■ **Task prompt**
Restate the entries below word for word, omitting nothing.

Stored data
## start

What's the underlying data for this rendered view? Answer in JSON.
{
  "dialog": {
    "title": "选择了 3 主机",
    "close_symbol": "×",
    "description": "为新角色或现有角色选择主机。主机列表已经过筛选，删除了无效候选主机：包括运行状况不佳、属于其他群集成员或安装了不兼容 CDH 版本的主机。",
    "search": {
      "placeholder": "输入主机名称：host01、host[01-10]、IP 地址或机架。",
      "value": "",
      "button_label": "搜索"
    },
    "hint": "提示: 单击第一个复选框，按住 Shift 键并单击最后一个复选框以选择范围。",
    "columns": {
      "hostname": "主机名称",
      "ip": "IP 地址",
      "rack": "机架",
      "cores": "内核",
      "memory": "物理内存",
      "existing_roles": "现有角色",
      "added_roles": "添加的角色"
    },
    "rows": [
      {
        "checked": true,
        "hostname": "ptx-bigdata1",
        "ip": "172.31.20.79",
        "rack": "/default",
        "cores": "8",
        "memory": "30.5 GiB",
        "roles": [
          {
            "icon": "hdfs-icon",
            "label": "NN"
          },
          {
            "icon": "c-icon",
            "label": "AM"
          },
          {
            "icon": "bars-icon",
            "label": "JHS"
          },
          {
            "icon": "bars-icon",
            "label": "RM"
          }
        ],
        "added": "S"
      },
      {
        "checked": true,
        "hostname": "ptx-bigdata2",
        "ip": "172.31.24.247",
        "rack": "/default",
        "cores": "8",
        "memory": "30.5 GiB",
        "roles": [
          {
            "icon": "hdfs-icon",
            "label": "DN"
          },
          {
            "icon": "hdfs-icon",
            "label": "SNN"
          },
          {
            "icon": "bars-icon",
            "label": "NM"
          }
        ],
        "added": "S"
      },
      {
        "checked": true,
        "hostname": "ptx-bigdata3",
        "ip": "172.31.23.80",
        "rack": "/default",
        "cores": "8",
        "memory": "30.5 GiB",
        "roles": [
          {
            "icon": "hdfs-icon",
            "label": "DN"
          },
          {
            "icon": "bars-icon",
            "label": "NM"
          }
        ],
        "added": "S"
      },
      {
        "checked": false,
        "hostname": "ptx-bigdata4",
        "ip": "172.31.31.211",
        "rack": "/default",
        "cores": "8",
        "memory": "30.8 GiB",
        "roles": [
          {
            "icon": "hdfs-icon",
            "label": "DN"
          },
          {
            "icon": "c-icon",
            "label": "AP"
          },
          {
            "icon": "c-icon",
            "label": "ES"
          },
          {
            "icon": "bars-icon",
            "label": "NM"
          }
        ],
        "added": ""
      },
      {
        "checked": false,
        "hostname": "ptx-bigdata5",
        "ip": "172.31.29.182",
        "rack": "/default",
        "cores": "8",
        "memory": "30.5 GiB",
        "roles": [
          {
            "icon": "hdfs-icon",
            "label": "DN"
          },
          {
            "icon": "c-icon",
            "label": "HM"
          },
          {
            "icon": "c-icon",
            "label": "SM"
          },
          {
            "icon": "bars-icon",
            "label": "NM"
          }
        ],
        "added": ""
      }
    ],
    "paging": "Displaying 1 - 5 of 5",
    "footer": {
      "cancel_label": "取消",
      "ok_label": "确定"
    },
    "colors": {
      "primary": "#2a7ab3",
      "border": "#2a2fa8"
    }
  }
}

## end

■ **Final result**
What's the underlying data for this rendered view? Answer in JSON.
{
  "dialog": {
    "title": "选择了 3 主机",
    "close_symbol": "×",
    "description": "为新角色或现有角色选择主机。主机列表已经过筛选，删除了无效候选主机：包括运行状况不佳、属于其他群集成员或安装了不兼容 CDH 版本的主机。",
    "search": {
      "placeholder": "输入主机名称：host01、host[01-10]、IP 地址或机架。",
      "value": "",
      "button_label": "搜索"
    },
    "hint": "提示: 单击第一个复选框，按住 Shift 键并单击最后一个复选框以选择范围。",
    "columns": {
      "hostname": "主机名称",
      "ip": "IP 地址",
      "rack": "机架",
      "cores": "内核",
      "memory": "物理内存",
      "existing_roles": "现有角色",
      "added_roles": "添加的角色"
    },
    "rows": [
      {
        "checked": true,
        "hostname": "ptx-bigdata1",
        "ip": "172.31.20.79",
        "rack": "/default",
        "cores": "8",
        "memory": "30.5 GiB",
        "roles": [
          {
            "icon": "hdfs-icon",
            "label": "NN"
          },
          {
            "icon": "c-icon",
            "label": "AM"
          },
          {
            "icon": "bars-icon",
            "label": "JHS"
          },
          {
            "icon": "bars-icon",
            "label": "RM"
          }
        ],
        "added": "S"
      },
      {
        "checked": true,
        "hostname": "ptx-bigdata2",
        "ip": "172.31.24.247",
        "rack": "/default",
        "cores": "8",
        "memory": "30.5 GiB",
        "roles": [
          {
            "icon": "hdfs-icon",
            "label": "DN"
          },
          {
            "icon": "hdfs-icon",
            "label": "SNN"
          },
          {
            "icon": "bars-icon",
            "label": "NM"
          }
        ],
        "added": "S"
      },
      {
        "checked": true,
        "hostname": "ptx-bigdata3",
        "ip": "172.31.23.80",
        "rack": "/default",
        "cores": "8",
        "memory": "30.5 GiB",
        "roles": [
          {
            "icon": "hdfs-icon",
            "label": "DN"
          },
          {
            "icon": "bars-icon",
            "label": "NM"
          }
        ],
        "added": "S"
      },
      {
        "checked": false,
        "hostname": "ptx-bigdata4",
        "ip": "172.31.31.211",
        "rack": "/default",
        "cores": "8",
        "memory": "30.8 GiB",
        "roles": [
          {
            "icon": "hdfs-icon",
            "label": "DN"
          },
          {
            "icon": "c-icon",
            "label": "AP"
          },
          {
            "icon": "c-icon",
            "label": "ES"
          },
          {
            "icon": "bars-icon",
            "label": "NM"
          }
        ],
        "added": ""
      },
      {
        "checked": false,
        "hostname": "ptx-bigdata5",
        "ip": "172.31.29.182",
        "rack": "/default",
        "cores": "8",
        "memory": "30.5 GiB",
        "roles": [
          {
            "icon": "hdfs-icon",
            "label": "DN"
          },
          {
            "icon": "c-icon",
            "label": "HM"
          },
          {
            "icon": "c-icon",
            "label": "SM"
          },
          {
            "icon": "bars-icon",
            "label": "NM"
          }
        ],
        "added": ""
      }
    ],
    "paging": "Displaying 1 - 5 of 5",
    "footer": {
      "cancel_label": "取消",
      "ok_label": "确定"
    },
    "colors": {
      "primary": "#2a7ab3",
      "border": "#2a2fa8"
    }
  }
}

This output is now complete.